─── Records provided

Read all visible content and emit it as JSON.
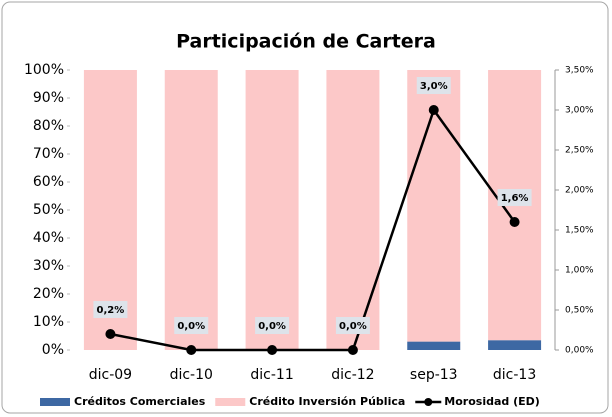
{
  "chart_data": {
    "type": "bar",
    "title": "Participación de Cartera",
    "categories": [
      "dic-09",
      "dic-10",
      "dic-11",
      "dic-12",
      "sep-13",
      "dic-13"
    ],
    "stacked": true,
    "series": [
      {
        "name": "Créditos Comerciales",
        "color": "#3d68a3",
        "values": [
          0,
          0,
          0,
          0,
          3,
          3.5
        ]
      },
      {
        "name": "Crédito Inversión Pública",
        "color": "#fcc8c8",
        "values": [
          100,
          100,
          100,
          100,
          97,
          96.5
        ]
      },
      {
        "name": "Morosidad (ED)",
        "type": "line",
        "axis": "y2",
        "color": "#000000",
        "values": [
          0.2,
          0,
          0,
          0,
          3.0,
          1.6
        ],
        "value_labels": [
          "0,2%",
          "0,0%",
          "0,0%",
          "0,0%",
          "3,0%",
          "1,6%"
        ]
      }
    ],
    "ylim": [
      0,
      100
    ],
    "yticks": [
      {
        "value": 0,
        "label": "0%"
      },
      {
        "value": 10,
        "label": "10%"
      },
      {
        "value": 20,
        "label": "20%"
      },
      {
        "value": 30,
        "label": "30%"
      },
      {
        "value": 40,
        "label": "40%"
      },
      {
        "value": 50,
        "label": "50%"
      },
      {
        "value": 60,
        "label": "60%"
      },
      {
        "value": 70,
        "label": "70%"
      },
      {
        "value": 80,
        "label": "80%"
      },
      {
        "value": 90,
        "label": "90%"
      },
      {
        "value": 100,
        "label": "100%"
      }
    ],
    "y2lim": [
      0,
      3.5
    ],
    "y2ticks": [
      {
        "value": 0,
        "label": "0,00%"
      },
      {
        "value": 0.5,
        "label": "0,50%"
      },
      {
        "value": 1,
        "label": "1,00%"
      },
      {
        "value": 1.5,
        "label": "1,50%"
      },
      {
        "value": 2,
        "label": "2,00%"
      },
      {
        "value": 2.5,
        "label": "2,50%"
      },
      {
        "value": 3,
        "label": "3,00%"
      },
      {
        "value": 3.5,
        "label": "3,50%"
      }
    ],
    "legend": "bottom"
  }
}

──────

## Exercise prompt
Determine how many lines in the data above contain the string "name". Give nothing except the number.

## Result of this task
3